*Given exercise*
Search the listing for "structured" and copy every line where it appears.

==== Material supplied ====

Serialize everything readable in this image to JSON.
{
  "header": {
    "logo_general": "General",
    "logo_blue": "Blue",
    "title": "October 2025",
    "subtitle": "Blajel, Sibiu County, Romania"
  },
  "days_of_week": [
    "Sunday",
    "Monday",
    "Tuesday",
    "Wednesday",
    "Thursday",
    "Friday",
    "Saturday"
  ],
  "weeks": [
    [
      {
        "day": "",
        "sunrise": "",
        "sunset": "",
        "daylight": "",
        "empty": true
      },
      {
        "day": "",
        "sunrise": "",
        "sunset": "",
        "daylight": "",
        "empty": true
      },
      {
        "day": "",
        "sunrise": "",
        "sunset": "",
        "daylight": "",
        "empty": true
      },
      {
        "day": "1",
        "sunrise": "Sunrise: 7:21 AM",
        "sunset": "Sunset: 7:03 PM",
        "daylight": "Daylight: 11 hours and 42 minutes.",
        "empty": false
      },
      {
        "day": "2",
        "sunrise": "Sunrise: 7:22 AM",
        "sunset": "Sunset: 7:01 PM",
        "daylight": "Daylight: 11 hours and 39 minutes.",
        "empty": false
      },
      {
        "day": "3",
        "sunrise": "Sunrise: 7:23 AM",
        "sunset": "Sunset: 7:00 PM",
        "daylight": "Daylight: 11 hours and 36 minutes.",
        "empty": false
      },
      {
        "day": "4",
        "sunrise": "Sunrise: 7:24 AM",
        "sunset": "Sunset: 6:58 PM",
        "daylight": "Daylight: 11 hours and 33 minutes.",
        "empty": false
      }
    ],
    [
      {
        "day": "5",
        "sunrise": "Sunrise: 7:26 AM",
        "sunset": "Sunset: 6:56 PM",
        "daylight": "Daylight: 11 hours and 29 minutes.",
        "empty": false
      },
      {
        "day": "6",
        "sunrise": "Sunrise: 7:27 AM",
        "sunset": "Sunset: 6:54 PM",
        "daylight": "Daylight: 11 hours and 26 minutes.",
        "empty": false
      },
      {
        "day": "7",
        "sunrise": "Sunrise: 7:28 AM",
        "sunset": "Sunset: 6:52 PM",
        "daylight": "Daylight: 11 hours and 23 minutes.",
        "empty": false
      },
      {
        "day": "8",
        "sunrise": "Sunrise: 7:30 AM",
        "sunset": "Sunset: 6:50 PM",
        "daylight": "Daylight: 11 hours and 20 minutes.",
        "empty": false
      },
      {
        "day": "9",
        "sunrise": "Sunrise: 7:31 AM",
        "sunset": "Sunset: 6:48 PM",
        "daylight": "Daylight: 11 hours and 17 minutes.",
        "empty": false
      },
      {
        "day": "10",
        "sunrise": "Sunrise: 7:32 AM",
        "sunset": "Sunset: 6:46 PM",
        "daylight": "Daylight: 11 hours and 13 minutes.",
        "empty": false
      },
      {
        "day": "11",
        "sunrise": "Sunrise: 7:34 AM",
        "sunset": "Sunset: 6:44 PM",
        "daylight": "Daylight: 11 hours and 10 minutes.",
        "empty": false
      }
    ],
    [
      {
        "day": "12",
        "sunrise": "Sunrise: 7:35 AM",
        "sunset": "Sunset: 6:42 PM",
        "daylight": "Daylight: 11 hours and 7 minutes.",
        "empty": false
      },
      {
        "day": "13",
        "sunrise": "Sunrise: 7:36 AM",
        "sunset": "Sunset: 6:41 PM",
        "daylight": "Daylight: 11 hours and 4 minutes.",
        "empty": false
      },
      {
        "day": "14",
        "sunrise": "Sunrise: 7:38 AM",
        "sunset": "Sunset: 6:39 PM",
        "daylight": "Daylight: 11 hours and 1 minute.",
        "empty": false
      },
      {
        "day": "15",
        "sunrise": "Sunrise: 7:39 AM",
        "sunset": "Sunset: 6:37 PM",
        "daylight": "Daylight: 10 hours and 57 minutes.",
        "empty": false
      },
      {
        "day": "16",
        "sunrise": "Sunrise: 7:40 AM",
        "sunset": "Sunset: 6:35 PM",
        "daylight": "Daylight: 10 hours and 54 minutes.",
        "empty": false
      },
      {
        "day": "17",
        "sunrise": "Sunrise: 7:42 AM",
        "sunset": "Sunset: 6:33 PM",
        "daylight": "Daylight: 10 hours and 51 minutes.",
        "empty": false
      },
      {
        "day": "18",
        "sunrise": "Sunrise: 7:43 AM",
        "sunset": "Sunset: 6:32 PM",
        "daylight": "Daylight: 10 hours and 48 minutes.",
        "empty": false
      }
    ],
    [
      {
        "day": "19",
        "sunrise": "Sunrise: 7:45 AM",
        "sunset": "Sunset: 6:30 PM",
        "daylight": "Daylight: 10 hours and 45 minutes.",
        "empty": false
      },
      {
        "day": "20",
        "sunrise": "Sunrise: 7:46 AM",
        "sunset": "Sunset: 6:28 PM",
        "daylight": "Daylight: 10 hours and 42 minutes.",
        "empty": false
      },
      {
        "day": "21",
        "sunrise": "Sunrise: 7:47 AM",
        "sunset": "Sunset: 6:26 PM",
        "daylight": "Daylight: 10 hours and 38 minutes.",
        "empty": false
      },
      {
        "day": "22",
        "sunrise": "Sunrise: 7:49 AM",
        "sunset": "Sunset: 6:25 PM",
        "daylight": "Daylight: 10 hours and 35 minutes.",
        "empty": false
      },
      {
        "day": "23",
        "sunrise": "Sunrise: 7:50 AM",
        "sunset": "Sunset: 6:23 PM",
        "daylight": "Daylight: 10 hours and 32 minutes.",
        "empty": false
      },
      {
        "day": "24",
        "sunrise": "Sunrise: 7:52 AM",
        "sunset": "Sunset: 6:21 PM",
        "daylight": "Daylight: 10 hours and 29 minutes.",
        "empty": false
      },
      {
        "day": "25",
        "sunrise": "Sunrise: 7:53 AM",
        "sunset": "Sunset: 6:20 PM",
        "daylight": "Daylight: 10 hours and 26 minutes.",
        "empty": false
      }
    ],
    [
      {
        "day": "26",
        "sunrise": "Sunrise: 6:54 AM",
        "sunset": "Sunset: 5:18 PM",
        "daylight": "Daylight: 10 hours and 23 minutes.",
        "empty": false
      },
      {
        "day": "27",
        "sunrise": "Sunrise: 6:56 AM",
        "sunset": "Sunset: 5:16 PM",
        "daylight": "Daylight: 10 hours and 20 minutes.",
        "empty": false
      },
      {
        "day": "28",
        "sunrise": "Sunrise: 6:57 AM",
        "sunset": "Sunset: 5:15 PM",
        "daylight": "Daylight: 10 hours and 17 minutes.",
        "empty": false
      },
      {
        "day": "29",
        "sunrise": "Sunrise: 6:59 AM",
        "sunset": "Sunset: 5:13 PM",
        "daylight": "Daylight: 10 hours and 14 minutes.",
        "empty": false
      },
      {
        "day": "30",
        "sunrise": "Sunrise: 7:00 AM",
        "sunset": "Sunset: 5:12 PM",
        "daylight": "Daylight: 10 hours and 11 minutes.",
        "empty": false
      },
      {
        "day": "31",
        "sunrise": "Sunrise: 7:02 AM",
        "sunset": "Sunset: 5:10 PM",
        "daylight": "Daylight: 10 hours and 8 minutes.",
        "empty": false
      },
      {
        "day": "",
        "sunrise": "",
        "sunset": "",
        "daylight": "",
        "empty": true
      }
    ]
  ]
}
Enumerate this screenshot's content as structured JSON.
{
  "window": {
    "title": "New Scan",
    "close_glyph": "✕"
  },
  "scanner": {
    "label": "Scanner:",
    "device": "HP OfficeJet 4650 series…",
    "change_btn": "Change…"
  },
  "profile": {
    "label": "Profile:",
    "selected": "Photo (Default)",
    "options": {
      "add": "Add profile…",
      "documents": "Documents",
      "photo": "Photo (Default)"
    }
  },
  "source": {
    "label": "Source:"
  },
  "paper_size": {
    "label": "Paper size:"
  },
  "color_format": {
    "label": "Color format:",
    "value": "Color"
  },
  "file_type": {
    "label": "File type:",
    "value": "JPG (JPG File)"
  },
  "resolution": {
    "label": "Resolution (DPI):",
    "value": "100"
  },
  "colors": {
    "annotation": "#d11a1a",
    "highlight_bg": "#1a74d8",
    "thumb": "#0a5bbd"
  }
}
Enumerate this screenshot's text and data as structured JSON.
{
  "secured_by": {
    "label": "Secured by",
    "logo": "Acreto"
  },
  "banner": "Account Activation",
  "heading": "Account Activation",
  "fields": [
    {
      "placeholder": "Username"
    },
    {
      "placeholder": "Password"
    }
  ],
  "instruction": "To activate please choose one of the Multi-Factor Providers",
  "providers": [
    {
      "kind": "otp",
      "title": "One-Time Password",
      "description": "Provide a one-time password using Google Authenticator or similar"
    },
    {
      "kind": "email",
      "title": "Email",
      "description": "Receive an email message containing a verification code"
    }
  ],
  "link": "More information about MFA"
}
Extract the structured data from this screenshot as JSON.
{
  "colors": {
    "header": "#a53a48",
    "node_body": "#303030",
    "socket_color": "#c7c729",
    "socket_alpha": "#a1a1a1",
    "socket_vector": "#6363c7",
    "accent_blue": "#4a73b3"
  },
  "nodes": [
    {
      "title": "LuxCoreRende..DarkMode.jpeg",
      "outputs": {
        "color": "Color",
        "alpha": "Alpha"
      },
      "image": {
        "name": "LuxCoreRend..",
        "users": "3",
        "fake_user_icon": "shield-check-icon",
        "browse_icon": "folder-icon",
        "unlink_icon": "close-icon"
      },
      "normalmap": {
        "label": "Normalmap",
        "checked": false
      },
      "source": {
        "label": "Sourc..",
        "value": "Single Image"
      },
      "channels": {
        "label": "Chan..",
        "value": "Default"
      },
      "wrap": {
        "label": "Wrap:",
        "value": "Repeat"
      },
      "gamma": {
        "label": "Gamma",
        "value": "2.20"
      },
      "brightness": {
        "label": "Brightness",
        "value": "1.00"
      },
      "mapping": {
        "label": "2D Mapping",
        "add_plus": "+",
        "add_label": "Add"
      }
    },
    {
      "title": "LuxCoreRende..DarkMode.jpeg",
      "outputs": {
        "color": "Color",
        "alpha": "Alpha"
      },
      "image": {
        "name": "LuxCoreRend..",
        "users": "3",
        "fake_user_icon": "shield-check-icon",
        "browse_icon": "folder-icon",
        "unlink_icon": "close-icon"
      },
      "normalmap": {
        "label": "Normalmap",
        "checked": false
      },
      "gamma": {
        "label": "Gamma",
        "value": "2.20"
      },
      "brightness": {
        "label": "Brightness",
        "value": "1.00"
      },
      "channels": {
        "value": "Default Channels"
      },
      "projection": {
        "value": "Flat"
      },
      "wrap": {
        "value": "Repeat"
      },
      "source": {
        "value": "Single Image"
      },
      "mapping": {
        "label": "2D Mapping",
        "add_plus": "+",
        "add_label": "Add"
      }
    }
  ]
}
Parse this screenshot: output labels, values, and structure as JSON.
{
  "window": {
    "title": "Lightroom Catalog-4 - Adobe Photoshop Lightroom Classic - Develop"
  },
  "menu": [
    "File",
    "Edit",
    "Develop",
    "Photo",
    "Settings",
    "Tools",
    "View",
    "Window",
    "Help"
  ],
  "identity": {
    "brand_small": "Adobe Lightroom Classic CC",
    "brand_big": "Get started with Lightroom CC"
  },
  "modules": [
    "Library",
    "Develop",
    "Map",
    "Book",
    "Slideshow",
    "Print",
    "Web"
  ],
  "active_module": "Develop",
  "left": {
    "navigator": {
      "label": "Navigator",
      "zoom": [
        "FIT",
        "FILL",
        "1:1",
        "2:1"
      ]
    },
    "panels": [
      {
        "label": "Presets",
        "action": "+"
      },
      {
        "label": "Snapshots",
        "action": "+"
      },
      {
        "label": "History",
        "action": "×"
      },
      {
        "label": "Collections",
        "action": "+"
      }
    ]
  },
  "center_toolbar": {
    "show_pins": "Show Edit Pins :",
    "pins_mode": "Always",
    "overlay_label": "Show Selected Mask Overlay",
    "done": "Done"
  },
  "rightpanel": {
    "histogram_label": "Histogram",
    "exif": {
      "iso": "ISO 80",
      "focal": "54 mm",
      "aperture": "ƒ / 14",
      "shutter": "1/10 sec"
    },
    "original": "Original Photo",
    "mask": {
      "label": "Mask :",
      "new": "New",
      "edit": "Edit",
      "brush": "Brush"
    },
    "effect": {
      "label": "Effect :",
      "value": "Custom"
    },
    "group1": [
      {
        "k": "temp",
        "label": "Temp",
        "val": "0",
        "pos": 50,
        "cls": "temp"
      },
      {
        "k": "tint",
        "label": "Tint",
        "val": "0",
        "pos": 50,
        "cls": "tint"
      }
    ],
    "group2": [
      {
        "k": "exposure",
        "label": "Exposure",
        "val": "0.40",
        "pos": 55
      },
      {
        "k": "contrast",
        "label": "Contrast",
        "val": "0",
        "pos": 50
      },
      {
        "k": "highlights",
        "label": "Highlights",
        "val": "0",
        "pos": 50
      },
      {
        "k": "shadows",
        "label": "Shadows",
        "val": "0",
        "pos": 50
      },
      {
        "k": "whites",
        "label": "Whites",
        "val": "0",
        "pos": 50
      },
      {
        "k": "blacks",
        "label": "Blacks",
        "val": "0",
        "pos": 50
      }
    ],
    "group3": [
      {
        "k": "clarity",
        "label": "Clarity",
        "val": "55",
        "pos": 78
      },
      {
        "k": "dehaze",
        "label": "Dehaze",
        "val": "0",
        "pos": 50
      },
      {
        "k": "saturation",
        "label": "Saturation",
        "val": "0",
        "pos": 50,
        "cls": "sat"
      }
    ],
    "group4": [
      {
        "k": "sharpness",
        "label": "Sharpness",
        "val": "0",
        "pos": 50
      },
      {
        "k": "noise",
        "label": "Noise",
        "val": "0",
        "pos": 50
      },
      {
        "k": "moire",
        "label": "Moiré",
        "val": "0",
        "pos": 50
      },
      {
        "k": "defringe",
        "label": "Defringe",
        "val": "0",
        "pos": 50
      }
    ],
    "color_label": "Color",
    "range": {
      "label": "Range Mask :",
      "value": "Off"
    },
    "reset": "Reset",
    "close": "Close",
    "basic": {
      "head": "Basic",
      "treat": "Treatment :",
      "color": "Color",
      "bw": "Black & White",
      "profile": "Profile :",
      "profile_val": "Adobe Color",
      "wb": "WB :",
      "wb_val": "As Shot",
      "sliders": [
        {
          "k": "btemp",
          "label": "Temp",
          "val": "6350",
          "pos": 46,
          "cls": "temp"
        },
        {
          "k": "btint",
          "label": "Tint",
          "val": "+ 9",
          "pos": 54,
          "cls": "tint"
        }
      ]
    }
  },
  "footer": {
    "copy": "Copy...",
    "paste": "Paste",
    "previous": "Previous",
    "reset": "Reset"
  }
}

====

*Answer in full*
Enumerate this screenshot's content as structured JSON.
Enumerate this screenshot's text and data as structured JSON.
Extract the structured data from this screenshot as JSON.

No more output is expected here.